(Stored entries)
++++
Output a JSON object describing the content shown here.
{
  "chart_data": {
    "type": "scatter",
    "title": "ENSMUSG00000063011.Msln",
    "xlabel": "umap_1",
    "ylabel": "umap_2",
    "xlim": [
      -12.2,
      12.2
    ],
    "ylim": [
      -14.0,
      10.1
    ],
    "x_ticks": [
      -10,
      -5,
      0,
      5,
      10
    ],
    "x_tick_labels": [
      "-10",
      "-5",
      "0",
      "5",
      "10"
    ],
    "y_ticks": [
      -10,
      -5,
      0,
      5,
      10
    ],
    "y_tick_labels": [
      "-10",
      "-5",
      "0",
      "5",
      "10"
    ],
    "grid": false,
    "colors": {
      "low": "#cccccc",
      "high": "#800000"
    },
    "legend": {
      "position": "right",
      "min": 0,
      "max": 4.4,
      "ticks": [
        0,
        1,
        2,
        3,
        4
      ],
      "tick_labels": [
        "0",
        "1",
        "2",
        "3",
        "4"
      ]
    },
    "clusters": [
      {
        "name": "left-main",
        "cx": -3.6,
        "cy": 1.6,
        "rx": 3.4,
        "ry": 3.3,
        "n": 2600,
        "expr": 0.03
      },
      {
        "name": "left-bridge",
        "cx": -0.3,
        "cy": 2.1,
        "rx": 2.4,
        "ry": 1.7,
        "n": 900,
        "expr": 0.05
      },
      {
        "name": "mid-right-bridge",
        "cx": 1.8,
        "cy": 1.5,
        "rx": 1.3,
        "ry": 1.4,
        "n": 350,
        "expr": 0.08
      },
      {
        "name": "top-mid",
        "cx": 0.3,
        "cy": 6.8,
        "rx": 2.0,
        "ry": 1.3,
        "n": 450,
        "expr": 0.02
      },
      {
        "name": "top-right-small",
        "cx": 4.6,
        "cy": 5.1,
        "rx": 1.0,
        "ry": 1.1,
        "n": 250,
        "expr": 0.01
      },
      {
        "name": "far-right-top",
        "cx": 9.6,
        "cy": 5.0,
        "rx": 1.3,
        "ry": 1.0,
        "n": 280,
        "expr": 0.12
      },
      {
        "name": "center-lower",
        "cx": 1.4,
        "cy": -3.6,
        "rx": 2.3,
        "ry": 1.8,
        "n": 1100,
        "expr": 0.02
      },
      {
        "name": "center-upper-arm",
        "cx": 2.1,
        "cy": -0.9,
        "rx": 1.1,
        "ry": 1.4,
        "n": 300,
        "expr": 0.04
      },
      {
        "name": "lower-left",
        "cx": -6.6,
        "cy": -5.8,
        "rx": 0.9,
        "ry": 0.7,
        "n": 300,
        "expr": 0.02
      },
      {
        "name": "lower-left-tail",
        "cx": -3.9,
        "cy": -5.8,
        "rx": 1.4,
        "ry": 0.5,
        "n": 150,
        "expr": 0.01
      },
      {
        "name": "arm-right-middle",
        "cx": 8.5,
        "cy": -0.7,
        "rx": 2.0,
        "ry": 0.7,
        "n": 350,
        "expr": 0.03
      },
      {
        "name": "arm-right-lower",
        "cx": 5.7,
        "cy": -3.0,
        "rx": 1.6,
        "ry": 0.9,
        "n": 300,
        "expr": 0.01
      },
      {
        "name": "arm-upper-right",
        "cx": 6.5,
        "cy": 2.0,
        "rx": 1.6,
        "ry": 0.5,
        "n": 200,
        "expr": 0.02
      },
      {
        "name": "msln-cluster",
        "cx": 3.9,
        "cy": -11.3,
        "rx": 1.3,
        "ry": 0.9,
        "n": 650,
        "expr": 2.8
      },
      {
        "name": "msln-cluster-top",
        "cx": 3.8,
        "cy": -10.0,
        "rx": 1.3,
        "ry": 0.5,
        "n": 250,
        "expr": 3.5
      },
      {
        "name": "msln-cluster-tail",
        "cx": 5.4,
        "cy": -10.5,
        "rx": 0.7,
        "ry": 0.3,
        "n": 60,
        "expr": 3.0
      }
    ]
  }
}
++++
◆ Given request ◆
Repeat each entry word for word.

◆ Output for this task ◆
Output a JSON object describing the content shown here.
{
  "chart_data": {
    "type": "scatter",
    "title": "ENSMUSG00000063011.Msln",
    "xlabel": "umap_1",
    "ylabel": "umap_2",
    "xlim": [
      -12.2,
      12.2
    ],
    "ylim": [
      -14.0,
      10.1
    ],
    "x_ticks": [
      -10,
      -5,
      0,
      5,
      10
    ],
    "x_tick_labels": [
      "-10",
      "-5",
      "0",
      "5",
      "10"
    ],
    "y_ticks": [
      -10,
      -5,
      0,
      5,
      10
    ],
    "y_tick_labels": [
      "-10",
      "-5",
      "0",
      "5",
      "10"
    ],
    "grid": false,
    "colors": {
      "low": "#cccccc",
      "high": "#800000"
    },
    "legend": {
      "position": "right",
      "min": 0,
      "max": 4.4,
      "ticks": [
        0,
        1,
        2,
        3,
        4
      ],
      "tick_labels": [
        "0",
        "1",
        "2",
        "3",
        "4"
      ]
    },
    "clusters": [
      {
        "name": "left-main",
        "cx": -3.6,
        "cy": 1.6,
        "rx": 3.4,
        "ry": 3.3,
        "n": 2600,
        "expr": 0.03
      },
      {
        "name": "left-bridge",
        "cx": -0.3,
        "cy": 2.1,
        "rx": 2.4,
        "ry": 1.7,
        "n": 900,
        "expr": 0.05
      },
      {
        "name": "mid-right-bridge",
        "cx": 1.8,
        "cy": 1.5,
        "rx": 1.3,
        "ry": 1.4,
        "n": 350,
        "expr": 0.08
      },
      {
        "name": "top-mid",
        "cx": 0.3,
        "cy": 6.8,
        "rx": 2.0,
        "ry": 1.3,
        "n": 450,
        "expr": 0.02
      },
      {
        "name": "top-right-small",
        "cx": 4.6,
        "cy": 5.1,
        "rx": 1.0,
        "ry": 1.1,
        "n": 250,
        "expr": 0.01
      },
      {
        "name": "far-right-top",
        "cx": 9.6,
        "cy": 5.0,
        "rx": 1.3,
        "ry": 1.0,
        "n": 280,
        "expr": 0.12
      },
      {
        "name": "center-lower",
        "cx": 1.4,
        "cy": -3.6,
        "rx": 2.3,
        "ry": 1.8,
        "n": 1100,
        "expr": 0.02
      },
      {
        "name": "center-upper-arm",
        "cx": 2.1,
        "cy": -0.9,
        "rx": 1.1,
        "ry": 1.4,
        "n": 300,
        "expr": 0.04
      },
      {
        "name": "lower-left",
        "cx": -6.6,
        "cy": -5.8,
        "rx": 0.9,
        "ry": 0.7,
        "n": 300,
        "expr": 0.02
      },
      {
        "name": "lower-left-tail",
        "cx": -3.9,
        "cy": -5.8,
        "rx": 1.4,
        "ry": 0.5,
        "n": 150,
        "expr": 0.01
      },
      {
        "name": "arm-right-middle",
        "cx": 8.5,
        "cy": -0.7,
        "rx": 2.0,
        "ry": 0.7,
        "n": 350,
        "expr": 0.03
      },
      {
        "name": "arm-right-lower",
        "cx": 5.7,
        "cy": -3.0,
        "rx": 1.6,
        "ry": 0.9,
        "n": 300,
        "expr": 0.01
      },
      {
        "name": "arm-upper-right",
        "cx": 6.5,
        "cy": 2.0,
        "rx": 1.6,
        "ry": 0.5,
        "n": 200,
        "expr": 0.02
      },
      {
        "name": "msln-cluster",
        "cx": 3.9,
        "cy": -11.3,
        "rx": 1.3,
        "ry": 0.9,
        "n": 650,
        "expr": 2.8
      },
      {
        "name": "msln-cluster-top",
        "cx": 3.8,
        "cy": -10.0,
        "rx": 1.3,
        "ry": 0.5,
        "n": 250,
        "expr": 3.5
      },
      {
        "name": "msln-cluster-tail",
        "cx": 5.4,
        "cy": -10.5,
        "rx": 0.7,
        "ry": 0.3,
        "n": 60,
        "expr": 3.0
      }
    ]
  }
}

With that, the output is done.